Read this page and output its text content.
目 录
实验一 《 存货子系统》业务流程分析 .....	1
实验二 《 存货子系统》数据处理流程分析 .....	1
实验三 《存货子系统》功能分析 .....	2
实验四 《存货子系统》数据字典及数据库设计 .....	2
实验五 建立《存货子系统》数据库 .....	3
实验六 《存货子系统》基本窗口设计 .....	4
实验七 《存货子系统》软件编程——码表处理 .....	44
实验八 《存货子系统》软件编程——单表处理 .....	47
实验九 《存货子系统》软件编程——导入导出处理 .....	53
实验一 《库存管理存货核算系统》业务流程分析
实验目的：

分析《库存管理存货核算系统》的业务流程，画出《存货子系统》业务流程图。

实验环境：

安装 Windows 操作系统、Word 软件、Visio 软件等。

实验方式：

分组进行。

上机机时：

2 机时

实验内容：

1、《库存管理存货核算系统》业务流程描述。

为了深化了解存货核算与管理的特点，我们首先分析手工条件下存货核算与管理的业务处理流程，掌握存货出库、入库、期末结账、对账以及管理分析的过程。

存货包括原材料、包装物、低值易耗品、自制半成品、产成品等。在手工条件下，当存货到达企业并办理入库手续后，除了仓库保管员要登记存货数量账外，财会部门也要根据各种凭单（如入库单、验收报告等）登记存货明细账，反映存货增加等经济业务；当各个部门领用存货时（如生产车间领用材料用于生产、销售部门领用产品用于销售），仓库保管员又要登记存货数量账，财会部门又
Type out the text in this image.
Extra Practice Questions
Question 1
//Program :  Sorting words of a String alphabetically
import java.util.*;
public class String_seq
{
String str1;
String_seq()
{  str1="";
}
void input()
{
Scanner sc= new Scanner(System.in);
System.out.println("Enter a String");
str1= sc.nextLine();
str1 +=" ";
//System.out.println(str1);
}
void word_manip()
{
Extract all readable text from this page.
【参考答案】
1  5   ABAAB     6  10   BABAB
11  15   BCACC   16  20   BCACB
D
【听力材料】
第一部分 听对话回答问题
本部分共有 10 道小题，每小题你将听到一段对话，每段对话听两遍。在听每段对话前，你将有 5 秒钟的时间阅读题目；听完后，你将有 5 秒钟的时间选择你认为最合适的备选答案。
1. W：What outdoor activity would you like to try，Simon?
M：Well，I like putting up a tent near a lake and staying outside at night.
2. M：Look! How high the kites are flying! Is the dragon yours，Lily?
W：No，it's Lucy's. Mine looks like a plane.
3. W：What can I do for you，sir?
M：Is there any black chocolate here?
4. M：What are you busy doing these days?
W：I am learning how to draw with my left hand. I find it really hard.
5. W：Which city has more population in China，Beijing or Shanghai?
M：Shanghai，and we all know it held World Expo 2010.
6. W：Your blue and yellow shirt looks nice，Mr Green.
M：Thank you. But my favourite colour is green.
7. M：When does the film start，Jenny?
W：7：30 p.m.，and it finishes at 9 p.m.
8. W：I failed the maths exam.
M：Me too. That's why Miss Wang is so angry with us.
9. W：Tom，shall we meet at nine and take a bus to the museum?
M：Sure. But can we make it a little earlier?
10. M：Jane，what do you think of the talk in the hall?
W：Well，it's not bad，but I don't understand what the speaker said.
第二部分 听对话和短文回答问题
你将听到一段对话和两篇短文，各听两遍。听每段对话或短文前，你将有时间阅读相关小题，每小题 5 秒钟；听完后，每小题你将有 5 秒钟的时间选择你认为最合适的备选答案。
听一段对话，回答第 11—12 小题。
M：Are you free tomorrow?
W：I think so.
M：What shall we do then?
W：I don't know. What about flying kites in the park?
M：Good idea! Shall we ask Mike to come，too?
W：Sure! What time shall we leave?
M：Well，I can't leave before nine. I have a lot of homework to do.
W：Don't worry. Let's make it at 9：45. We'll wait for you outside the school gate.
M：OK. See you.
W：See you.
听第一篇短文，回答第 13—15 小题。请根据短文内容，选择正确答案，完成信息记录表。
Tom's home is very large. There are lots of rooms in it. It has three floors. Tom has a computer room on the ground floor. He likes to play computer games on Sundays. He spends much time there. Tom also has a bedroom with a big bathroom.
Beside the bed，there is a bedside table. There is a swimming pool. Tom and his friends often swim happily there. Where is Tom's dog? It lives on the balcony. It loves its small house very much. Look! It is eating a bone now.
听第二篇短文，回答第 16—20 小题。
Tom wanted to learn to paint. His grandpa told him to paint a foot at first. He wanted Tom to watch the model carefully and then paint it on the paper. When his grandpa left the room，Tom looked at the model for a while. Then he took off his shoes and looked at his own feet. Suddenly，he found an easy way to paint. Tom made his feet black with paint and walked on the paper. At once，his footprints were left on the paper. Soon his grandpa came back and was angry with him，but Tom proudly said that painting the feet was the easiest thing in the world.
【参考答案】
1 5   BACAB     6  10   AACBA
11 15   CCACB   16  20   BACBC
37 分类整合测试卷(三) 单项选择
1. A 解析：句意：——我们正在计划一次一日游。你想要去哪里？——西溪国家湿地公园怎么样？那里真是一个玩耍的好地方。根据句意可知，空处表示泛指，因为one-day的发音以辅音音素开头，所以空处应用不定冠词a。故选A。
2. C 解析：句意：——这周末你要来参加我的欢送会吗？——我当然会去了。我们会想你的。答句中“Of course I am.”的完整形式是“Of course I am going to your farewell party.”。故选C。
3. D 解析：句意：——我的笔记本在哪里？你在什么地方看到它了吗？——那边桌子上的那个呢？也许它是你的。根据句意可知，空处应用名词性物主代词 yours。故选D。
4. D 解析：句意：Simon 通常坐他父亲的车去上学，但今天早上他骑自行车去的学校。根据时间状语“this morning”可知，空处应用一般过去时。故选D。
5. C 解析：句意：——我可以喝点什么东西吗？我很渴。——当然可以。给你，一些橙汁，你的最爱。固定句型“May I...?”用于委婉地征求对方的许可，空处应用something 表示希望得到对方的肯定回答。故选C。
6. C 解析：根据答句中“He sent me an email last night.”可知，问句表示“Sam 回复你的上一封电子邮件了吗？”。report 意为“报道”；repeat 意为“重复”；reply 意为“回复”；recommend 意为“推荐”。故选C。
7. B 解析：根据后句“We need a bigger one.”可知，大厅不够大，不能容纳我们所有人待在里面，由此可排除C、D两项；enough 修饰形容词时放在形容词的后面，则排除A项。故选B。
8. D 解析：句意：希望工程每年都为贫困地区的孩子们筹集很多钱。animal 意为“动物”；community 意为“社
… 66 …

## What is being asked
Go through the listing and copy all of it exactly.

## Answer for the task
Read this page and output its text content.
目 录
实验一 《 存货子系统》业务流程分析 .....	1
实验二 《 存货子系统》数据处理流程分析 .....	1
实验三 《存货子系统》功能分析 .....	2
实验四 《存货子系统》数据字典及数据库设计 .....	2
实验五 建立《存货子系统》数据库 .....	3
实验六 《存货子系统》基本窗口设计 .....	4
实验七 《存货子系统》软件编程——码表处理 .....	44
实验八 《存货子系统》软件编程——单表处理 .....	47
实验九 《存货子系统》软件编程——导入导出处理 .....	53
实验一 《库存管理存货核算系统》业务流程分析
实验目的：

分析《库存管理存货核算系统》的业务流程，画出《存货子系统》业务流程图。

实验环境：

安装 Windows 操作系统、Word 软件、Visio 软件等。

实验方式：

分组进行。

上机机时：

2 机时

实验内容：

1、《库存管理存货核算系统》业务流程描述。

为了深化了解存货核算与管理的特点，我们首先分析手工条件下存货核算与管理的业务处理流程，掌握存货出库、入库、期末结账、对账以及管理分析的过程。

存货包括原材料、包装物、低值易耗品、自制半成品、产成品等。在手工条件下，当存货到达企业并办理入库手续后，除了仓库保管员要登记存货数量账外，财会部门也要根据各种凭单（如入库单、验收报告等）登记存货明细账，反映存货增加等经济业务；当各个部门领用存货时（如生产车间领用材料用于生产、销售部门领用产品用于销售），仓库保管员又要登记存货数量账，财会部门又
Type out the text in this image.
Extra Practice Questions
Question 1
//Program :  Sorting words of a String alphabetically
import java.util.*;
public class String_seq
{
String str1;
String_seq()
{  str1="";
}
void input()
{
Scanner sc= new Scanner(System.in);
System.out.println("Enter a String");
str1= sc.nextLine();
str1 +=" ";
//System.out.println(str1);
}
void word_manip()
{
Extract all readable text from this page.
【参考答案】
1  5   ABAAB     6  10   BABAB
11  15   BCACC   16  20   BCACB
D
【听力材料】
第一部分 听对话回答问题
本部分共有 10 道小题，每小题你将听到一段对话，每段对话听两遍。在听每段对话前，你将有 5 秒钟的时间阅读题目；听完后，你将有 5 秒钟的时间选择你认为最合适的备选答案。
1. W：What outdoor activity would you like to try，Simon?
M：Well，I like putting up a tent near a lake and staying outside at night.
2. M：Look! How high the kites are flying! Is the dragon yours，Lily?
W：No，it's Lucy's. Mine looks like a plane.
3. W：What can I do for you，sir?
M：Is there any black chocolate here?
4. M：What are you busy doing these days?
W：I am learning how to draw with my left hand. I find it really hard.
5. W：Which city has more population in China，Beijing or Shanghai?
M：Shanghai，and we all know it held World Expo 2010.
6. W：Your blue and yellow shirt looks nice，Mr Green.
M：Thank you. But my favourite colour is green.
7. M：When does the film start，Jenny?
W：7：30 p.m.，and it finishes at 9 p.m.
8. W：I failed the maths exam.
M：Me too. That's why Miss Wang is so angry with us.
9. W：Tom，shall we meet at nine and take a bus to the museum?
M：Sure. But can we make it a little earlier?
10. M：Jane，what do you think of the talk in the hall?
W：Well，it's not bad，but I don't understand what the speaker said.
第二部分 听对话和短文回答问题
你将听到一段对话和两篇短文，各听两遍。听每段对话或短文前，你将有时间阅读相关小题，每小题 5 秒钟；听完后，每小题你将有 5 秒钟的时间选择你认为最合适的备选答案。
听一段对话，回答第 11—12 小题。
M：Are you free tomorrow?
W：I think so.
M：What shall we do then?
W：I don't know. What about flying kites in the park?
M：Good idea! Shall we ask Mike to come，too?
W：Sure! What time shall we leave?
M：Well，I can't leave before nine. I have a lot of homework to do.
W：Don't worry. Let's make it at 9：45. We'll wait for you outside the school gate.
M：OK. See you.
W：See you.
听第一篇短文，回答第 13—15 小题。请根据短文内容，选择正确答案，完成信息记录表。
Tom's home is very large. There are lots of rooms in it. It has three floors. Tom has a computer room on the ground floor. He likes to play computer games on Sundays. He spends much time there. Tom also has a bedroom with a big bathroom.
Beside the bed，there is a bedside table. There is a swimming pool. Tom and his friends often swim happily there. Where is Tom's dog? It lives on the balcony. It loves its small house very much. Look! It is eating a bone now.
听第二篇短文，回答第 16—20 小题。
Tom wanted to learn to paint. His grandpa told him to paint a foot at first. He wanted Tom to watch the model carefully and then paint it on the paper. When his grandpa left the room，Tom looked at the model for a while. Then he took off his shoes and looked at his own feet. Suddenly，he found an easy way to paint. Tom made his feet black with paint and walked on the paper. At once，his footprints were left on the paper. Soon his grandpa came back and was angry with him，but Tom proudly said that painting the feet was the easiest thing in the world.
【参考答案】
1 5   BACAB     6  10   AACBA
11 15   CCACB   16  20   BACBC
37 分类整合测试卷(三) 单项选择
1. A 解析：句意：——我们正在计划一次一日游。你想要去哪里？——西溪国家湿地公园怎么样？那里真是一个玩耍的好地方。根据句意可知，空处表示泛指，因为one-day的发音以辅音音素开头，所以空处应用不定冠词a。故选A。
2. C 解析：句意：——这周末你要来参加我的欢送会吗？——我当然会去了。我们会想你的。答句中“Of course I am.”的完整形式是“Of course I am going to your farewell party.”。故选C。
3. D 解析：句意：——我的笔记本在哪里？你在什么地方看到它了吗？——那边桌子上的那个呢？也许它是你的。根据句意可知，空处应用名词性物主代词 yours。故选D。
4. D 解析：句意：Simon 通常坐他父亲的车去上学，但今天早上他骑自行车去的学校。根据时间状语“this morning”可知，空处应用一般过去时。故选D。
5. C 解析：句意：——我可以喝点什么东西吗？我很渴。——当然可以。给你，一些橙汁，你的最爱。固定句型“May I...?”用于委婉地征求对方的许可，空处应用something 表示希望得到对方的肯定回答。故选C。
6. C 解析：根据答句中“He sent me an email last night.”可知，问句表示“Sam 回复你的上一封电子邮件了吗？”。report 意为“报道”；repeat 意为“重复”；reply 意为“回复”；recommend 意为“推荐”。故选C。
7. B 解析：根据后句“We need a bigger one.”可知，大厅不够大，不能容纳我们所有人待在里面，由此可排除C、D两项；enough 修饰形容词时放在形容词的后面，则排除A项。故选B。
8. D 解析：句意：希望工程每年都为贫困地区的孩子们筹集很多钱。animal 意为“动物”；community 意为“社
… 66 …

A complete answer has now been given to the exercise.